┌─ Dataset extract

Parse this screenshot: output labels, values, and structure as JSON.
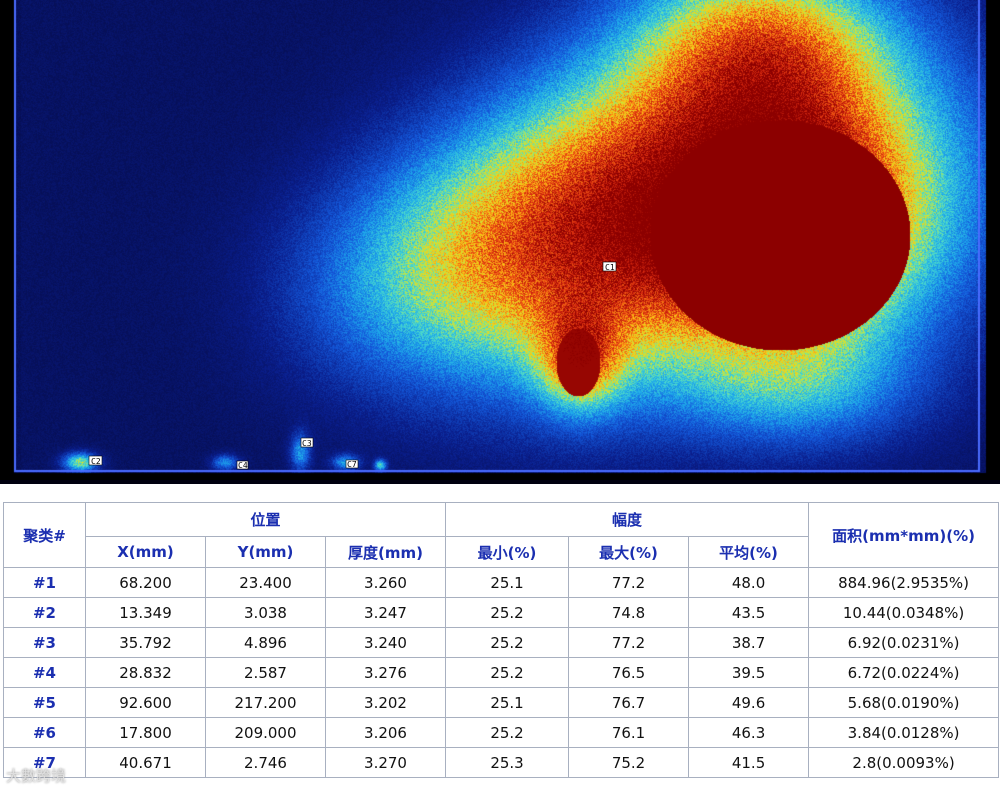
{
  "scan": {
    "markers": [
      "C1",
      "C2",
      "C3",
      "C4",
      "C7"
    ]
  },
  "table": {
    "group_headers": {
      "cluster": "聚类#",
      "position": "位置",
      "amplitude": "幅度",
      "area": "面积(mm*mm)(%)"
    },
    "columns": [
      "X(mm)",
      "Y(mm)",
      "厚度(mm)",
      "最小(%)",
      "最大(%)",
      "平均(%)"
    ],
    "rows": [
      {
        "id": "#1",
        "x": "68.200",
        "y": "23.400",
        "thickness": "3.260",
        "min": "25.1",
        "max": "77.2",
        "avg": "48.0",
        "area": "884.96(2.9535%)"
      },
      {
        "id": "#2",
        "x": "13.349",
        "y": "3.038",
        "thickness": "3.247",
        "min": "25.2",
        "max": "74.8",
        "avg": "43.5",
        "area": "10.44(0.0348%)"
      },
      {
        "id": "#3",
        "x": "35.792",
        "y": "4.896",
        "thickness": "3.240",
        "min": "25.2",
        "max": "77.2",
        "avg": "38.7",
        "area": "6.92(0.0231%)"
      },
      {
        "id": "#4",
        "x": "28.832",
        "y": "2.587",
        "thickness": "3.276",
        "min": "25.2",
        "max": "76.5",
        "avg": "39.5",
        "area": "6.72(0.0224%)"
      },
      {
        "id": "#5",
        "x": "92.600",
        "y": "217.200",
        "thickness": "3.202",
        "min": "25.1",
        "max": "76.7",
        "avg": "49.6",
        "area": "5.68(0.0190%)"
      },
      {
        "id": "#6",
        "x": "17.800",
        "y": "209.000",
        "thickness": "3.206",
        "min": "25.2",
        "max": "76.1",
        "avg": "46.3",
        "area": "3.84(0.0128%)"
      },
      {
        "id": "#7",
        "x": "40.671",
        "y": "2.746",
        "thickness": "3.270",
        "min": "25.3",
        "max": "75.2",
        "avg": "41.5",
        "area": "2.8(0.0093%)"
      }
    ]
  },
  "watermark": "大數跨境",
  "colors": {
    "background": "#00003a",
    "defect_core": "#8b0000",
    "header_text": "#1b2fb0"
  }
}
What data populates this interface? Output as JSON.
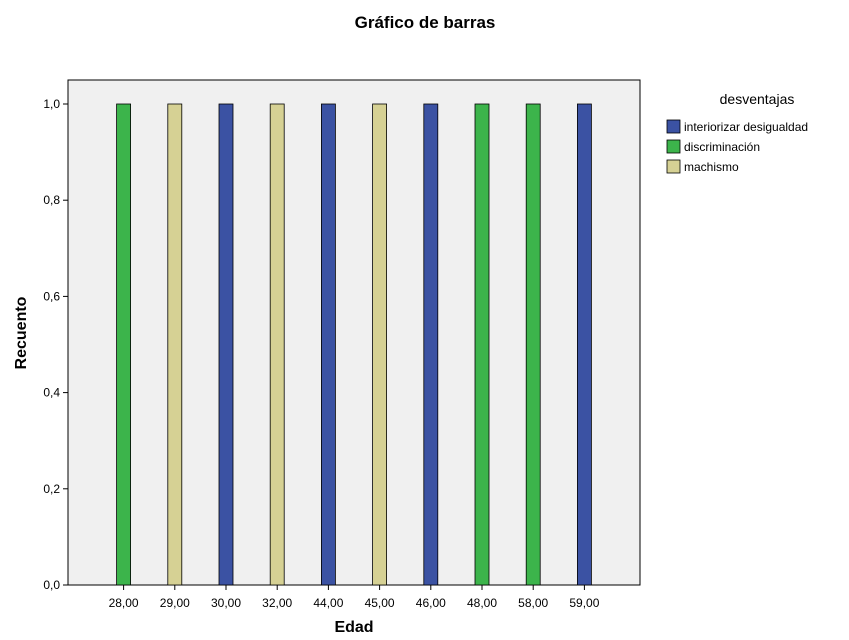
{
  "chart_data": {
    "type": "bar",
    "title": "Gráfico de barras",
    "xlabel": "Edad",
    "ylabel": "Recuento",
    "categories": [
      "28,00",
      "29,00",
      "30,00",
      "32,00",
      "44,00",
      "45,00",
      "46,00",
      "48,00",
      "58,00",
      "59,00"
    ],
    "ylim": [
      0,
      1.0
    ],
    "yticks": [
      "0,0",
      "0,2",
      "0,4",
      "0,6",
      "0,8",
      "1,0"
    ],
    "legend_title": "desventajas",
    "legend_position": "top-right",
    "grid": false,
    "series": [
      {
        "name": "interiorizar desigualdad",
        "color": "#3b52a3",
        "values": [
          0,
          0,
          1,
          0,
          1,
          0,
          1,
          0,
          0,
          1
        ]
      },
      {
        "name": "discriminación",
        "color": "#3cb44b",
        "values": [
          1,
          0,
          0,
          0,
          0,
          0,
          0,
          1,
          1,
          0
        ]
      },
      {
        "name": "machismo",
        "color": "#d6d194",
        "values": [
          0,
          1,
          0,
          1,
          0,
          1,
          0,
          0,
          0,
          0
        ]
      }
    ],
    "plot_background": "#f0f0f0"
  }
}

└─

Give back the whole listing as it stands, minus its pictures.

#### [Output of the exercise]
Parse this screenshot: output labels, values, and structure as JSON.
{
  "scan": {
    "markers": [
      "C1",
      "C2",
      "C3",
      "C4",
      "C7"
    ]
  },
  "table": {
    "group_headers": {
      "cluster": "聚类#",
      "position": "位置",
      "amplitude": "幅度",
      "area": "面积(mm*mm)(%)"
    },
    "columns": [
      "X(mm)",
      "Y(mm)",
      "厚度(mm)",
      "最小(%)",
      "最大(%)",
      "平均(%)"
    ],
    "rows": [
      {
        "id": "#1",
        "x": "68.200",
        "y": "23.400",
        "thickness": "3.260",
        "min": "25.1",
        "max": "77.2",
        "avg": "48.0",
        "area": "884.96(2.9535%)"
      },
      {
        "id": "#2",
        "x": "13.349",
        "y": "3.038",
        "thickness": "3.247",
        "min": "25.2",
        "max": "74.8",
        "avg": "43.5",
        "area": "10.44(0.0348%)"
      },
      {
        "id": "#3",
        "x": "35.792",
        "y": "4.896",
        "thickness": "3.240",
        "min": "25.2",
        "max": "77.2",
        "avg": "38.7",
        "area": "6.92(0.0231%)"
      },
      {
        "id": "#4",
        "x": "28.832",
        "y": "2.587",
        "thickness": "3.276",
        "min": "25.2",
        "max": "76.5",
        "avg": "39.5",
        "area": "6.72(0.0224%)"
      },
      {
        "id": "#5",
        "x": "92.600",
        "y": "217.200",
        "thickness": "3.202",
        "min": "25.1",
        "max": "76.7",
        "avg": "49.6",
        "area": "5.68(0.0190%)"
      },
      {
        "id": "#6",
        "x": "17.800",
        "y": "209.000",
        "thickness": "3.206",
        "min": "25.2",
        "max": "76.1",
        "avg": "46.3",
        "area": "3.84(0.0128%)"
      },
      {
        "id": "#7",
        "x": "40.671",
        "y": "2.746",
        "thickness": "3.270",
        "min": "25.3",
        "max": "75.2",
        "avg": "41.5",
        "area": "2.8(0.0093%)"
      }
    ]
  },
  "watermark": "大數跨境",
  "colors": {
    "background": "#00003a",
    "defect_core": "#8b0000",
    "header_text": "#1b2fb0"
  }
}
What data populates this interface? Output as JSON.
{
  "chart_data": {
    "type": "bar",
    "title": "Gráfico de barras",
    "xlabel": "Edad",
    "ylabel": "Recuento",
    "categories": [
      "28,00",
      "29,00",
      "30,00",
      "32,00",
      "44,00",
      "45,00",
      "46,00",
      "48,00",
      "58,00",
      "59,00"
    ],
    "ylim": [
      0,
      1.0
    ],
    "yticks": [
      "0,0",
      "0,2",
      "0,4",
      "0,6",
      "0,8",
      "1,0"
    ],
    "legend_title": "desventajas",
    "legend_position": "top-right",
    "grid": false,
    "series": [
      {
        "name": "interiorizar desigualdad",
        "color": "#3b52a3",
        "values": [
          0,
          0,
          1,
          0,
          1,
          0,
          1,
          0,
          0,
          1
        ]
      },
      {
        "name": "discriminación",
        "color": "#3cb44b",
        "values": [
          1,
          0,
          0,
          0,
          0,
          0,
          0,
          1,
          1,
          0
        ]
      },
      {
        "name": "machismo",
        "color": "#d6d194",
        "values": [
          0,
          1,
          0,
          1,
          0,
          1,
          0,
          0,
          0,
          0
        ]
      }
    ],
    "plot_background": "#f0f0f0"
  }
}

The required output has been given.